- EXERCISE PROMPT:
Scan the material for the word "yoga", and copy each line where it shows up.
— START DATA TO USE —
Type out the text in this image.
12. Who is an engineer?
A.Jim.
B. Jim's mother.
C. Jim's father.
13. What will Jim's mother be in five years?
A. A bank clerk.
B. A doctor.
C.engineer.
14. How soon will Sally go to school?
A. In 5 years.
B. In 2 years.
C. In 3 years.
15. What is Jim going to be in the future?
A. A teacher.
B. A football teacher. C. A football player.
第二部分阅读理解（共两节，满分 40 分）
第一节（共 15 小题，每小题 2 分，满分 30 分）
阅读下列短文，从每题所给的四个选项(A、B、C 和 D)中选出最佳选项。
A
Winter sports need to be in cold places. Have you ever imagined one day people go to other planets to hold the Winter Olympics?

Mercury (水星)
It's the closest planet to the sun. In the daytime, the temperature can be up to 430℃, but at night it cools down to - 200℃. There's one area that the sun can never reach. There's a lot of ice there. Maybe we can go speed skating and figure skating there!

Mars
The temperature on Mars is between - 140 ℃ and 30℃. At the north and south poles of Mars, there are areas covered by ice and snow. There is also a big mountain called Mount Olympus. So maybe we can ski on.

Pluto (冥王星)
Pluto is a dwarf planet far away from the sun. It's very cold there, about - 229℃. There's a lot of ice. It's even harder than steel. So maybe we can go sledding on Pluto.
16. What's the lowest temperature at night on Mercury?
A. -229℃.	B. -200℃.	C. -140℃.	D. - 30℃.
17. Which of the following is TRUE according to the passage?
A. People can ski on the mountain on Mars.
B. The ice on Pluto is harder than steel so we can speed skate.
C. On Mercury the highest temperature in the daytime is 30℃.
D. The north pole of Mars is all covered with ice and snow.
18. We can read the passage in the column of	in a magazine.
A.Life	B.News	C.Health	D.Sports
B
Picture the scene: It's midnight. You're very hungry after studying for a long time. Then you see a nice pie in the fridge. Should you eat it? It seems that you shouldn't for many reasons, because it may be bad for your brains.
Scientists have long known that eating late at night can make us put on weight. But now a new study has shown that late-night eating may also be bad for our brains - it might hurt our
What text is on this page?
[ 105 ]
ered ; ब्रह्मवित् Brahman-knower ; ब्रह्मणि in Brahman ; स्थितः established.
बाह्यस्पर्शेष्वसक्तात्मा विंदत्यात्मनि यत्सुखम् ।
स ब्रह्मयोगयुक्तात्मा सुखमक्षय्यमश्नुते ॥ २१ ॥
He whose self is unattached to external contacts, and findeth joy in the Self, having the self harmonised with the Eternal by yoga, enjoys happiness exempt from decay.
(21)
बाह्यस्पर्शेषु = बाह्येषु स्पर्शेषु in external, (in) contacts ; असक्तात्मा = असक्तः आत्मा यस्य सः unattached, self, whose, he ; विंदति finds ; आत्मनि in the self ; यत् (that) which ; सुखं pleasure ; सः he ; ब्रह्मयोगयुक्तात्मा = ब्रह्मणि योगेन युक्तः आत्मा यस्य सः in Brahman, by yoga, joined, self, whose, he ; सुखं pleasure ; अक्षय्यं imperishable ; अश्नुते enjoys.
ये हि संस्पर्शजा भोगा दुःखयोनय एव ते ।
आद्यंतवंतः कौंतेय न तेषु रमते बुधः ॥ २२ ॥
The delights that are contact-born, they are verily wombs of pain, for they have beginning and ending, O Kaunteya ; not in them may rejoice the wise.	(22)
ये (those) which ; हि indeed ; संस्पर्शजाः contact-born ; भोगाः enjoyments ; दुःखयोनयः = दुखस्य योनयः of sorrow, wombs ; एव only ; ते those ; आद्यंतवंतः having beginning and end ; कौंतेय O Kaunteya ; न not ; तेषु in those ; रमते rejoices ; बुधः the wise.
— END DATA TO USE —
- ANSWER TO THE PROBLEM:
He whose self is unattached to external contacts, and findeth joy in the Self, having the self harmonised with the Eternal by yoga, enjoys happiness exempt from decay.
बाह्यस्पर्शेषु = बाह्येषु स्पर्शेषु in external, (in) contacts ; असक्तात्मा = असक्तः आत्मा यस्य सः unattached, self, whose, he ; विंदति finds ; आत्मनि in the self ; यत् (that) which ; सुखं pleasure ; सः he ; ब्रह्मयोगयुक्तात्मा = ब्रह्मणि योगेन युक्तः आत्मा यस्य सः in Brahman, by yoga, joined, self, whose, he ; सुखं pleasure ; अक्षय्यं imperishable ; अश्नुते enjoys.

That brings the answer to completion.